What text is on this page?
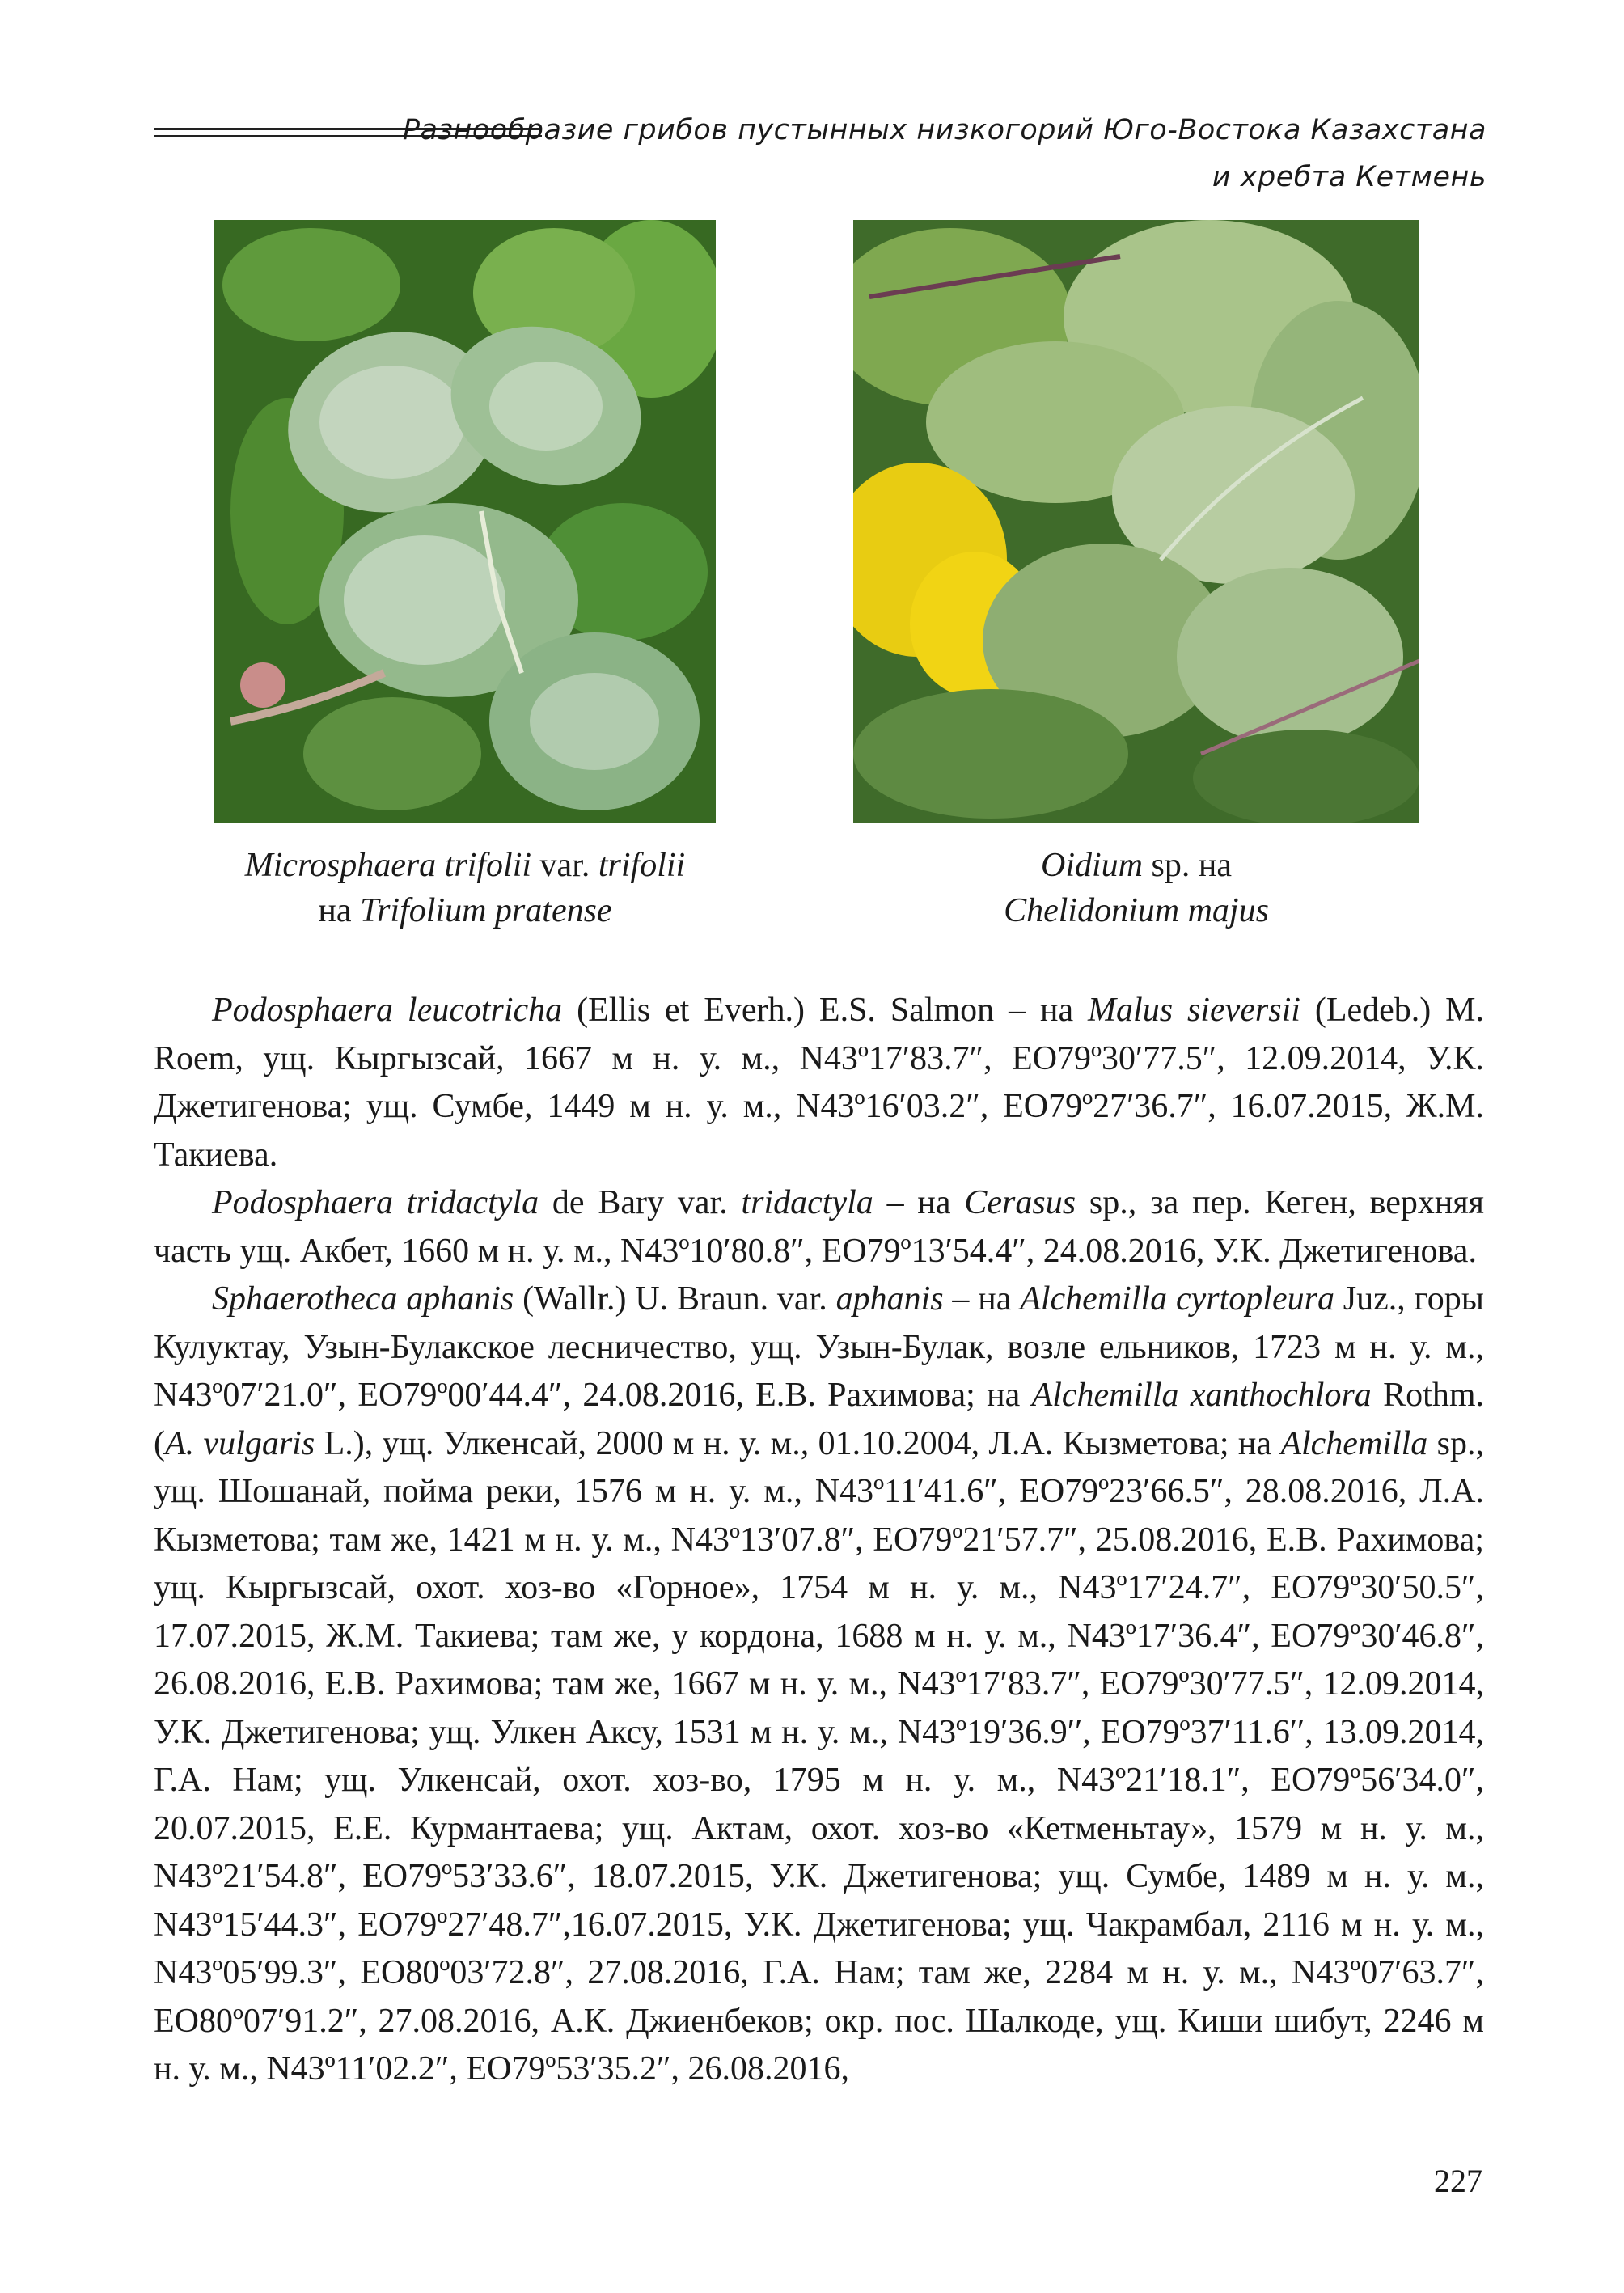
Разнообразие грибов пустынных низкогорий Юго-Востока Казахстана
и хребта Кетмень
Microsphaera trifolii var. trifolii
на Trifolium pratense
Oidium sp. на
Chelidonium majus

Podosphaera leucotricha (Ellis et Everh.) E.S. Salmon – на Malus sieversii (Ledeb.) M. Roem, ущ. Кыргызсай, 1667 м н. у. м., N43º17′83.7″, EO79º30′77.5″, 12.09.2014, У.К. Джетигенова; ущ. Сумбе, 1449 м н. у. м., N43º16′03.2″, EO79º27′36.7″, 16.07.2015, Ж.М. Такиева.

Podosphaera tridactyla de Bary var. tridactyla – на Cerasus sp., за пер. Кеген, верхняя часть ущ. Акбет, 1660 м н. у. м., N43º10′80.8″, EO79º13′54.4″, 24.08.2016, У.К. Джетигенова.

Sphaerotheca aphanis (Wallr.) U. Braun. var. aphanis – на Alchemilla cyrtopleura Juz., горы Кулуктау, Узын-Булакское лесничество, ущ. Узын-Булак, возле ельников, 1723 м н. у. м., N43º07′21.0″, EO79º00′44.4″, 24.08.2016, Е.В. Рахимова; на Alchemilla xanthochlora Rothm. (A. vulgaris L.), ущ. Улкенсай, 2000 м н. у. м., 01.10.2004, Л.А. Кызметова; на Alchemilla sp., ущ. Шошанай, пойма реки, 1576 м н. у. м., N43º11′41.6″, EO79º23′66.5″, 28.08.2016, Л.А. Кызметова; там же, 1421 м н. у. м., N43º13′07.8″, EO79º21′57.7″, 25.08.2016, Е.В. Рахимова; ущ. Кыргызсай, охот. хоз-во «Горное», 1754 м н. у. м., N43º17′24.7″, EO79º30′50.5″, 17.07.2015, Ж.М. Такиева; там же, у кордона, 1688 м н. у. м., N43º17′36.4″, EO79º30′46.8″, 26.08.2016, Е.В. Рахимова; там же, 1667 м н. у. м., N43º17′83.7″, EO79º30′77.5″, 12.09.2014, У.К. Джетигенова; ущ. Улкен Аксу, 1531 м н. у. м., N43º19′36.9′′, EO79º37′11.6′′, 13.09.2014, Г.А. Нам; ущ. Улкенсай, охот. хоз-во, 1795 м н. у. м., N43º21′18.1″, EO79º56′34.0″, 20.07.2015, Е.Е. Курмантаева; ущ. Актам, охот. хоз-во «Кетменьтау», 1579 м н. у. м., N43º21′54.8″, EO79º53′33.6″, 18.07.2015, У.К. Джетигенова; ущ. Сумбе, 1489 м н. у. м., N43º15′44.3″, EO79º27′48.7″,16.07.2015, У.К. Джетигенова; ущ. Чакрамбал, 2116 м н. у. м., N43º05′99.3″, EO80º03′72.8″, 27.08.2016, Г.А. Нам; там же, 2284 м н. у. м., N43º07′63.7″, EO80º07′91.2″, 27.08.2016, А.К. Джиенбеков; окр. пос. Шалкоде, ущ. Киши шибут, 2246 м н. у. м., N43º11′02.2″, EO79º53′35.2″, 26.08.2016,

227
————
### JOB
Restate the whole listing above exactly, please, omitting every image.

### ANSWER FOR THIS EXERCISE
What text is on this page?
Разнообразие грибов пустынных низкогорий Юго-Востока Казахстана
и хребта Кетмень
Microsphaera trifolii var. trifolii
на Trifolium pratense
Oidium sp. на
Chelidonium majus

Podosphaera leucotricha (Ellis et Everh.) E.S. Salmon – на Malus sieversii (Ledeb.) M. Roem, ущ. Кыргызсай, 1667 м н. у. м., N43º17′83.7″, EO79º30′77.5″, 12.09.2014, У.К. Джетигенова; ущ. Сумбе, 1449 м н. у. м., N43º16′03.2″, EO79º27′36.7″, 16.07.2015, Ж.М. Такиева.

Podosphaera tridactyla de Bary var. tridactyla – на Cerasus sp., за пер. Кеген, верхняя часть ущ. Акбет, 1660 м н. у. м., N43º10′80.8″, EO79º13′54.4″, 24.08.2016, У.К. Джетигенова.

Sphaerotheca aphanis (Wallr.) U. Braun. var. aphanis – на Alchemilla cyrtopleura Juz., горы Кулуктау, Узын-Булакское лесничество, ущ. Узын-Булак, возле ельников, 1723 м н. у. м., N43º07′21.0″, EO79º00′44.4″, 24.08.2016, Е.В. Рахимова; на Alchemilla xanthochlora Rothm. (A. vulgaris L.), ущ. Улкенсай, 2000 м н. у. м., 01.10.2004, Л.А. Кызметова; на Alchemilla sp., ущ. Шошанай, пойма реки, 1576 м н. у. м., N43º11′41.6″, EO79º23′66.5″, 28.08.2016, Л.А. Кызметова; там же, 1421 м н. у. м., N43º13′07.8″, EO79º21′57.7″, 25.08.2016, Е.В. Рахимова; ущ. Кыргызсай, охот. хоз-во «Горное», 1754 м н. у. м., N43º17′24.7″, EO79º30′50.5″, 17.07.2015, Ж.М. Такиева; там же, у кордона, 1688 м н. у. м., N43º17′36.4″, EO79º30′46.8″, 26.08.2016, Е.В. Рахимова; там же, 1667 м н. у. м., N43º17′83.7″, EO79º30′77.5″, 12.09.2014, У.К. Джетигенова; ущ. Улкен Аксу, 1531 м н. у. м., N43º19′36.9′′, EO79º37′11.6′′, 13.09.2014, Г.А. Нам; ущ. Улкенсай, охот. хоз-во, 1795 м н. у. м., N43º21′18.1″, EO79º56′34.0″, 20.07.2015, Е.Е. Курмантаева; ущ. Актам, охот. хоз-во «Кетменьтау», 1579 м н. у. м., N43º21′54.8″, EO79º53′33.6″, 18.07.2015, У.К. Джетигенова; ущ. Сумбе, 1489 м н. у. м., N43º15′44.3″, EO79º27′48.7″,16.07.2015, У.К. Джетигенова; ущ. Чакрамбал, 2116 м н. у. м., N43º05′99.3″, EO80º03′72.8″, 27.08.2016, Г.А. Нам; там же, 2284 м н. у. м., N43º07′63.7″, EO80º07′91.2″, 27.08.2016, А.К. Джиенбеков; окр. пос. Шалкоде, ущ. Киши шибут, 2246 м н. у. м., N43º11′02.2″, EO79º53′35.2″, 26.08.2016,

227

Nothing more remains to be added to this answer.